### Exercise
Without the pictures, set down every line of the data exactly.

┌─ Data shown

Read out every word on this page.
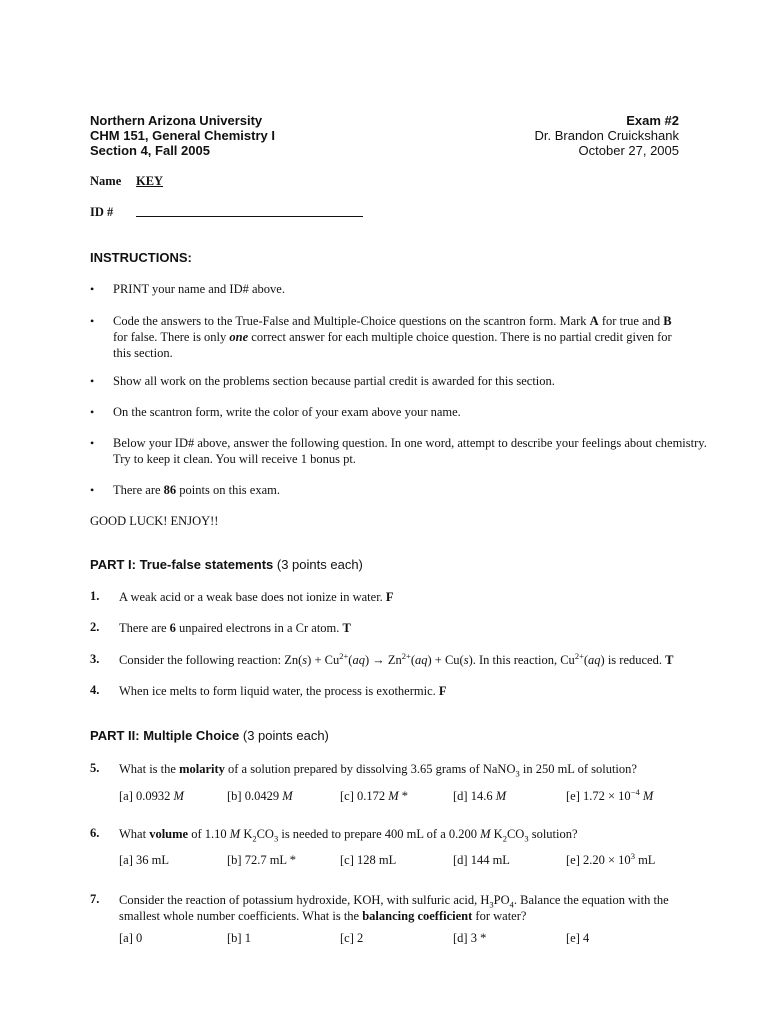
Northern Arizona University
CHM 151, General Chemistry I
Section 4, Fall 2005
Exam #2
Dr. Brandon Cruickshank
October 27, 2005
Name KEY
ID #
INSTRUCTIONS:
• PRINT your name and ID# above.
• Code the answers to the True-False and Multiple-Choice questions on the scantron form. Mark A for true and B for false. There is only one correct answer for each multiple choice question. There is no partial credit given for this section.
• Show all work on the problems section because partial credit is awarded for this section.
• On the scantron form, write the color of your exam above your name.
• Below your ID# above, answer the following question. In one word, attempt to describe your feelings about chemistry. Try to keep it clean. You will receive 1 bonus pt.
• There are 86 points on this exam.
GOOD LUCK! ENJOY!!
PART I: True-false statements (3 points each)
1. A weak acid or a weak base does not ionize in water. F
2. There are 6 unpaired electrons in a Cr atom. T
3. Consider the following reaction: $Zn(s) + Cu^{2+}(aq) \to Zn^{2+}(aq) + Cu(s)$. In this reaction, $Cu^{2+}(aq)$ is reduced. T
4. When ice melts to form liquid water, the process is exothermic. F
PART II: Multiple Choice (3 points each)
5. What is the molarity of a solution prepared by dissolving 3.65 grams of NaNO$_3$ in 250 mL of solution?
[a] 0.0932 M	[b] 0.0429 M	[c] 0.172 M *	[d] 14.6 M	[e] $1.72 \times 10^{-4}$ M
6. What volume of 1.10 M $K_2CO_3$ is needed to prepare 400 mL of a 0.200 M $K_2CO_3$ solution?
[a] 36 mL	[b] 72.7 mL *	[c] 128 mL	[d] 144 mL	[e] $2.20 \times 10^3$ mL
7. Consider the reaction of potassium hydroxide, KOH, with sulfuric acid, $H_3PO_4$. Balance the equation with the smallest whole number coefficients. What is the balancing coefficient for water?
[a] 0	[b] 1	[c] 2	[d] 3 *	[e] 4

└─

### Correct answer
Read out every word on this page.
Northern Arizona University
CHM 151, General Chemistry I
Section 4, Fall 2005
Exam #2
Dr. Brandon Cruickshank
October 27, 2005
Name KEY
ID #
INSTRUCTIONS:
• PRINT your name and ID# above.
• Code the answers to the True-False and Multiple-Choice questions on the scantron form. Mark A for true and B for false. There is only one correct answer for each multiple choice question. There is no partial credit given for this section.
• Show all work on the problems section because partial credit is awarded for this section.
• On the scantron form, write the color of your exam above your name.
• Below your ID# above, answer the following question. In one word, attempt to describe your feelings about chemistry. Try to keep it clean. You will receive 1 bonus pt.
• There are 86 points on this exam.
GOOD LUCK! ENJOY!!
PART I: True-false statements (3 points each)
1. A weak acid or a weak base does not ionize in water. F
2. There are 6 unpaired electrons in a Cr atom. T
3. Consider the following reaction: $Zn(s) + Cu^{2+}(aq) \to Zn^{2+}(aq) + Cu(s)$. In this reaction, $Cu^{2+}(aq)$ is reduced. T
4. When ice melts to form liquid water, the process is exothermic. F
PART II: Multiple Choice (3 points each)
5. What is the molarity of a solution prepared by dissolving 3.65 grams of NaNO$_3$ in 250 mL of solution?
[a] 0.0932 M	[b] 0.0429 M	[c] 0.172 M *	[d] 14.6 M	[e] $1.72 \times 10^{-4}$ M
6. What volume of 1.10 M $K_2CO_3$ is needed to prepare 400 mL of a 0.200 M $K_2CO_3$ solution?
[a] 36 mL	[b] 72.7 mL *	[c] 128 mL	[d] 144 mL	[e] $2.20 \times 10^3$ mL
7. Consider the reaction of potassium hydroxide, KOH, with sulfuric acid, $H_3PO_4$. Balance the equation with the smallest whole number coefficients. What is the balancing coefficient for water?
[a] 0	[b] 1	[c] 2	[d] 3 *	[e] 4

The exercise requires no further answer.